# [Element-and-box listings]
——————

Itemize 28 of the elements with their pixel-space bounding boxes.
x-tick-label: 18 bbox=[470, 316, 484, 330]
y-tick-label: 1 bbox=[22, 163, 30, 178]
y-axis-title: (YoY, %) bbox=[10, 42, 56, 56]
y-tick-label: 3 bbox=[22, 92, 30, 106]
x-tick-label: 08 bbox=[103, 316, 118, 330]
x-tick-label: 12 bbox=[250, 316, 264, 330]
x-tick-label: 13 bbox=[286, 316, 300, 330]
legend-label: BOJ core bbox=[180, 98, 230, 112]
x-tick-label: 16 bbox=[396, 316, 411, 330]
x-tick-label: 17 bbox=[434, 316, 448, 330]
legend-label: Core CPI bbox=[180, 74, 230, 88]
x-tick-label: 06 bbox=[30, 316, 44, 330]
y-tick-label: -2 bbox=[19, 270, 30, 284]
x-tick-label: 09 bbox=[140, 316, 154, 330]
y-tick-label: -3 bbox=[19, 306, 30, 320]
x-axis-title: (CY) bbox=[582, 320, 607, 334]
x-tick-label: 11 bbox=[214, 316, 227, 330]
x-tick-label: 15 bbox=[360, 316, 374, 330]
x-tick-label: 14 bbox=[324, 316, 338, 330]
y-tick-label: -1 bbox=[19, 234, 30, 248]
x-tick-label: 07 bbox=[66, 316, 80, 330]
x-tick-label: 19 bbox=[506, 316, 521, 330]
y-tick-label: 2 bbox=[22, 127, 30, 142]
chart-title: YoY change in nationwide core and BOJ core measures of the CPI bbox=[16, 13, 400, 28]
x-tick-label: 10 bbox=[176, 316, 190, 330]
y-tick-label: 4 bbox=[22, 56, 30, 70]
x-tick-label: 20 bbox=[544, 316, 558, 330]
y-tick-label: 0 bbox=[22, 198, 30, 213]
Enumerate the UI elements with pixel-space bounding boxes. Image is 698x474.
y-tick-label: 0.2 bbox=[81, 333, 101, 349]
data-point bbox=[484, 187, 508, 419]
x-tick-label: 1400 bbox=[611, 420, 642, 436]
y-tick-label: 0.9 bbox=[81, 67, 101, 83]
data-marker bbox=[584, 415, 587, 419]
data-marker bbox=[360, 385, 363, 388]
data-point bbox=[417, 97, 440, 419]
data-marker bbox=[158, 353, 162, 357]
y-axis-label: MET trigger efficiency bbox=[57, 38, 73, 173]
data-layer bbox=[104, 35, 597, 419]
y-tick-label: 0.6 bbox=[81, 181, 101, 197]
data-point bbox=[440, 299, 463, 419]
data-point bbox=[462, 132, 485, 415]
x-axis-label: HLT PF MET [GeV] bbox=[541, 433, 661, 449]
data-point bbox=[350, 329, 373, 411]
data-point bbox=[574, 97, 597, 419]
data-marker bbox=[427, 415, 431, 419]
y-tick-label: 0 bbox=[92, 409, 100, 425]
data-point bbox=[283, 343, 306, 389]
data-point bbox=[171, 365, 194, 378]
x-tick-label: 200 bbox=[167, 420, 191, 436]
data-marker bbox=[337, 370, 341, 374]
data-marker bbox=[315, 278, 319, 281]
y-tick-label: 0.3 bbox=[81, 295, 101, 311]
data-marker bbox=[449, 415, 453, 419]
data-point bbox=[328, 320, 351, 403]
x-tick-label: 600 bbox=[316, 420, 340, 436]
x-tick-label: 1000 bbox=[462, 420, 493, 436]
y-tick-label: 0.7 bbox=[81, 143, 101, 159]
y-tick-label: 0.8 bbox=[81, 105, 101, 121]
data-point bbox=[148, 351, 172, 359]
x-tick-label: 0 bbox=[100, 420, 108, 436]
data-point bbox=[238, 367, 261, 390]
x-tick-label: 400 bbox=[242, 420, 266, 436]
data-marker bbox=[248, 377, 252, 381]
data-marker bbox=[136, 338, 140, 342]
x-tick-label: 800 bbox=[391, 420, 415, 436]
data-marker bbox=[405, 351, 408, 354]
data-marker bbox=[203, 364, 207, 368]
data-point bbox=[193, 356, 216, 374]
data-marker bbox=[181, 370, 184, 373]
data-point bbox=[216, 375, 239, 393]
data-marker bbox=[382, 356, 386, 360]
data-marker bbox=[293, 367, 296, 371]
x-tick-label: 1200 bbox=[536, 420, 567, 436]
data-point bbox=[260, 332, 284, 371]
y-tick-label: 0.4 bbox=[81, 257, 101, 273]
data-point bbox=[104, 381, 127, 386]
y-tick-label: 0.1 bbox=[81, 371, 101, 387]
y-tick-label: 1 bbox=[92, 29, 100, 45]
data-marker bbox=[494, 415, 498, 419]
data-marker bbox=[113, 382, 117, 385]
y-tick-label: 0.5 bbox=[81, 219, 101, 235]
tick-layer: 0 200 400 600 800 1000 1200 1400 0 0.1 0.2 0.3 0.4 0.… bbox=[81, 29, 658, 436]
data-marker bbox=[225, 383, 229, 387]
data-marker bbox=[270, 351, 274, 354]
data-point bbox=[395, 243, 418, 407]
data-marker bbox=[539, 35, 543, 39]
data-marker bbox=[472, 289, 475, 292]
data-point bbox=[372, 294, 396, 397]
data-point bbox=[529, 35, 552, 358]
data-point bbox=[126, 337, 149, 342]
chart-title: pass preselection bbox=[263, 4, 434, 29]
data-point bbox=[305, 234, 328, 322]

——————

# [What this task involves]
Render the items from the start through the line that contains "y-tick-label: 0 bbox=[22, 198, 30, 213]" as a Markdown table with the columns "Row" and "Line," numbering each line and leaving out blank lines.

# [Result of the exercise]
| Row | Line |
|---|---|
| 1 | Itemize 28 of the elements with their pixel-space bounding boxes. |
| 2 | x-tick-label: 18 bbox=[470, 316, 484, 330] |
| 3 | y-tick-label: 1 bbox=[22, 163, 30, 178] |
| 4 | y-axis-title: (YoY, %) bbox=[10, 42, 56, 56] |
| 5 | y-tick-label: 3 bbox=[22, 92, 30, 106] |
| 6 | x-tick-label: 08 bbox=[103, 316, 118, 330] |
| 7 | x-tick-label: 12 bbox=[250, 316, 264, 330] |
| 8 | x-tick-label: 13 bbox=[286, 316, 300, 330] |
| 9 | legend-label: BOJ core bbox=[180, 98, 230, 112] |
| 10 | x-tick-label: 16 bbox=[396, 316, 411, 330] |
| 11 | x-tick-label: 17 bbox=[434, 316, 448, 330] |
| 12 | legend-label: Core CPI bbox=[180, 74, 230, 88] |
| 13 | x-tick-label: 06 bbox=[30, 316, 44, 330] |
| 14 | y-tick-label: -2 bbox=[19, 270, 30, 284] |
| 15 | x-tick-label: 09 bbox=[140, 316, 154, 330] |
| 16 | y-tick-label: -3 bbox=[19, 306, 30, 320] |
| 17 | x-axis-title: (CY) bbox=[582, 320, 607, 334] |
| 18 | x-tick-label: 11 bbox=[214, 316, 227, 330] |
| 19 | x-tick-label: 15 bbox=[360, 316, 374, 330] |
| 20 | x-tick-label: 14 bbox=[324, 316, 338, 330] |
| 21 | y-tick-label: -1 bbox=[19, 234, 30, 248] |
| 22 | x-tick-label: 07 bbox=[66, 316, 80, 330] |
| 23 | x-tick-label: 19 bbox=[506, 316, 521, 330] |
| 24 | y-tick-label: 2 bbox=[22, 127, 30, 142] |
| 25 | chart-title: YoY change in nationwide core and BOJ core measures of the CPI bbox=[16, 13, 400, 28] |
| 26 | x-tick-label: 10 bbox=[176, 316, 190, 330] |
| 27 | y-tick-label: 4 bbox=[22, 56, 30, 70] |
| 28 | x-tick-label: 20 bbox=[544, 316, 558, 330] |
| 29 | y-tick-label: 0 bbox=[22, 198, 30, 213] |